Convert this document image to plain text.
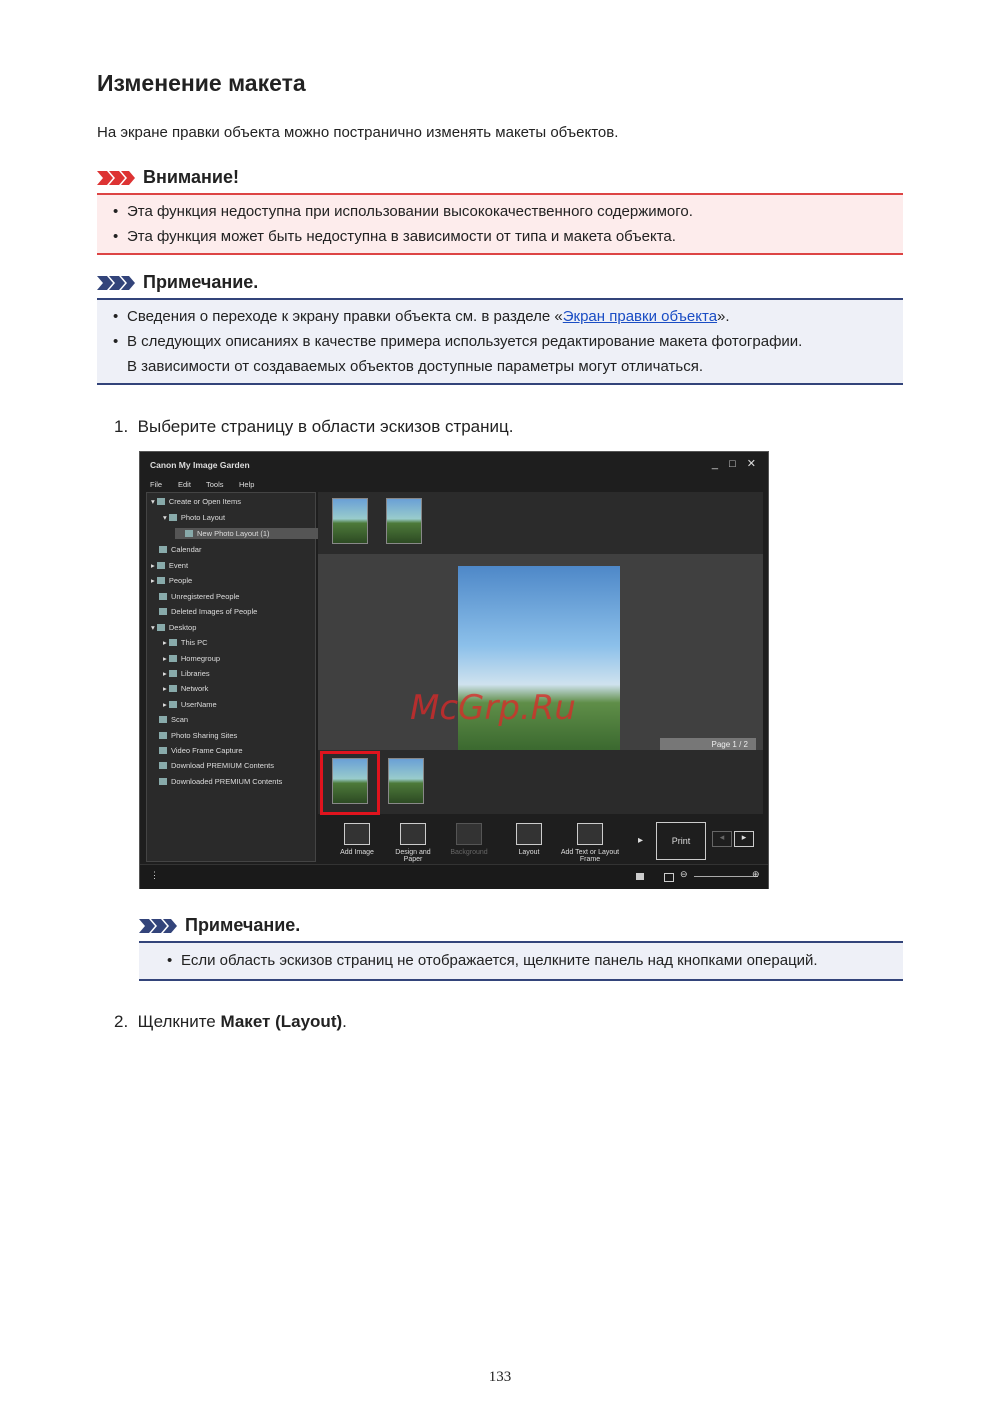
Изменение макета
На экране правки объекта можно постранично изменять макеты объектов.
Внимание!
• Эта функция недоступна при использовании высококачественного содержимого.
• Эта функция может быть недоступна в зависимости от типа и макета объекта.
Примечание.
• Сведения о переходе к экрану правки объекта см. в разделе «Экран правки объекта».
• В следующих описаниях в качестве примера используется редактирование макета фотографии.
В зависимости от создаваемых объектов доступные параметры могут отличаться.
1. Выберите страницу в области эскизов страниц.
Canon My Image Garden	_ □ ✕
File Edit Tools Help
▾ Create or Open Items
▾ Photo Layout
New Photo Layout (1)
Calendar
▸ Event
▸ People
Unregistered People
Deleted Images of People
▾ Desktop
▸ This PC
▸ Homegroup
▸ Libraries
▸ Network
▸ UserName
Scan
Photo Sharing Sites
Video Frame Capture
Download PREMIUM Contents
Downloaded PREMIUM Contents
Page 1 / 2
Add Image	Design and Paper
Background	Layout	Add Text or Layout Frame
▸	Print	◂	▸
⋮	⊖	⊕
McGrp.Ru
Примечание.
• Если область эскизов страниц не отображается, щелкните панель над кнопками операций.
2. Щелкните Макет (Layout).
133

→ **Aim**: Omit the pictures and restate the rest of the records verbatim.

→ **Finished exercise**:
Convert this document image to plain text.
Изменение макета
На экране правки объекта можно постранично изменять макеты объектов.
Внимание!
• Эта функция недоступна при использовании высококачественного содержимого.
• Эта функция может быть недоступна в зависимости от типа и макета объекта.
Примечание.
• Сведения о переходе к экрану правки объекта см. в разделе «Экран правки объекта».
• В следующих описаниях в качестве примера используется редактирование макета фотографии.
В зависимости от создаваемых объектов доступные параметры могут отличаться.
1. Выберите страницу в области эскизов страниц.
Canon My Image Garden	_ □ ✕
File Edit Tools Help
▾ Create or Open Items
▾ Photo Layout
New Photo Layout (1)
Calendar
▸ Event
▸ People
Unregistered People
Deleted Images of People
▾ Desktop
▸ This PC
▸ Homegroup
▸ Libraries
▸ Network
▸ UserName
Scan
Photo Sharing Sites
Video Frame Capture
Download PREMIUM Contents
Downloaded PREMIUM Contents
Page 1 / 2
Add Image	Design and Paper
Background	Layout	Add Text or Layout Frame
▸	Print	◂	▸
⋮	⊖	⊕
McGrp.Ru
Примечание.
• Если область эскизов страниц не отображается, щелкните панель над кнопками операций.
2. Щелкните Макет (Layout).
133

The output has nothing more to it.